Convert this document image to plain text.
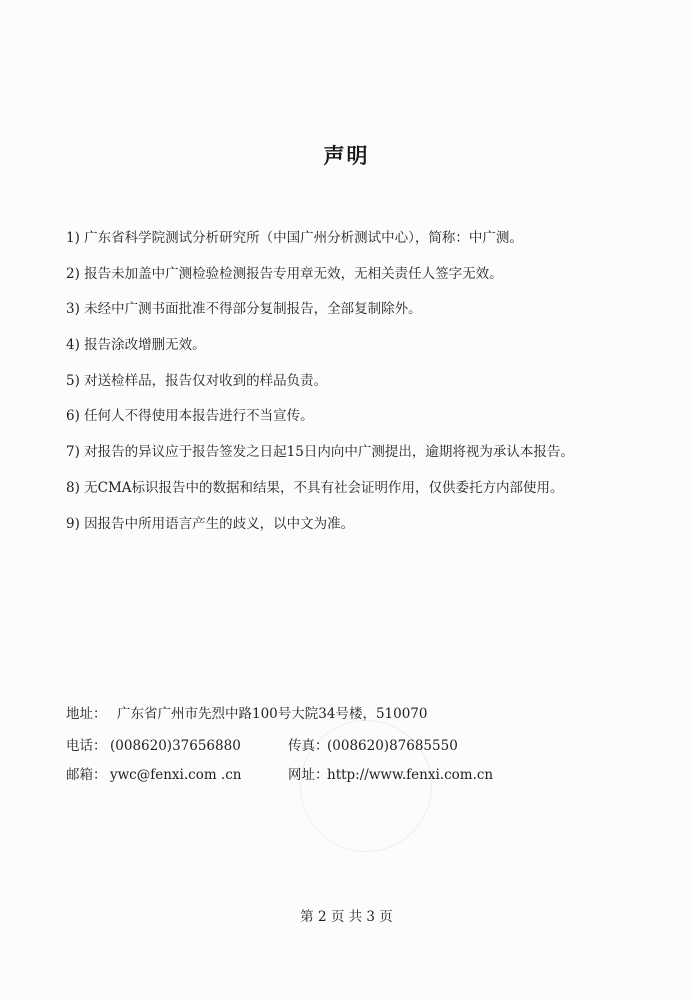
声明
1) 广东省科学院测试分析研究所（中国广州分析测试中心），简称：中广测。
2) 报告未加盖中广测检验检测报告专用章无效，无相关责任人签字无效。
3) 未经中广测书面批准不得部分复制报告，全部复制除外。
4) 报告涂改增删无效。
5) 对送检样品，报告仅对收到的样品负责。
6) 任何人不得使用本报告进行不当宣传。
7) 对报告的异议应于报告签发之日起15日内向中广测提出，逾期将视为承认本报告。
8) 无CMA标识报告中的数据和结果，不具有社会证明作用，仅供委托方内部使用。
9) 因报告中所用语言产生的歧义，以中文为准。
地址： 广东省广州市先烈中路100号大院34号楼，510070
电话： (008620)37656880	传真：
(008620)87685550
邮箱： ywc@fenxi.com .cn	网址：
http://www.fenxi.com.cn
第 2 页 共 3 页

---

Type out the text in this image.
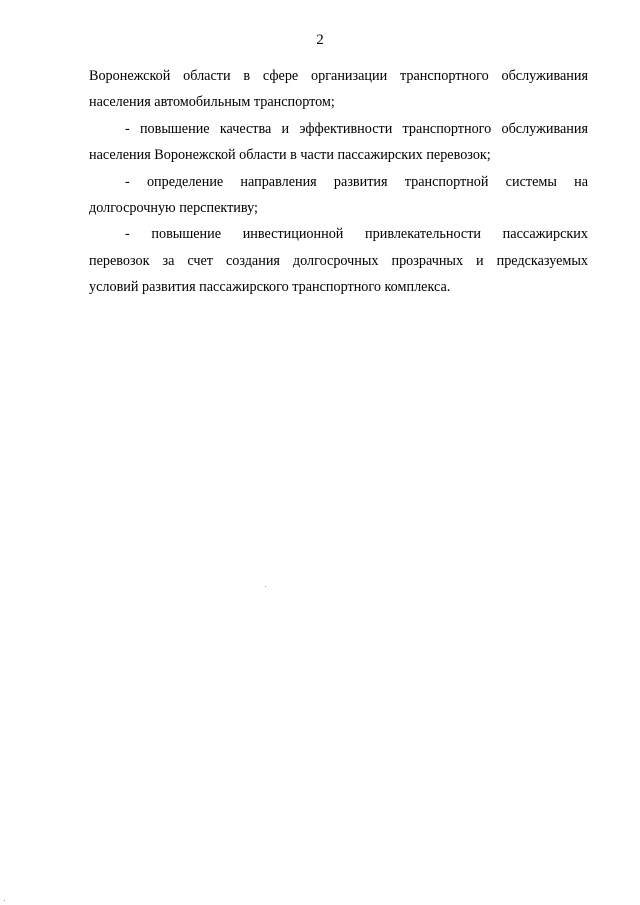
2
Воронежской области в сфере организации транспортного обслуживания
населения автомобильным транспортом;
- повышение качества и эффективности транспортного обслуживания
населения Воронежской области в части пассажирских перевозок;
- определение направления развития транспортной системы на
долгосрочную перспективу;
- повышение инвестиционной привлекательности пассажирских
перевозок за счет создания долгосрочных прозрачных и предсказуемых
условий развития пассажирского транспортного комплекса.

EXERCISE TASK —
List every line in the records above that contains the word "области".

FINISHED TASK —
Воронежской области в сфере организации транспортного обслуживания
населения Воронежской области в части пассажирских перевозок;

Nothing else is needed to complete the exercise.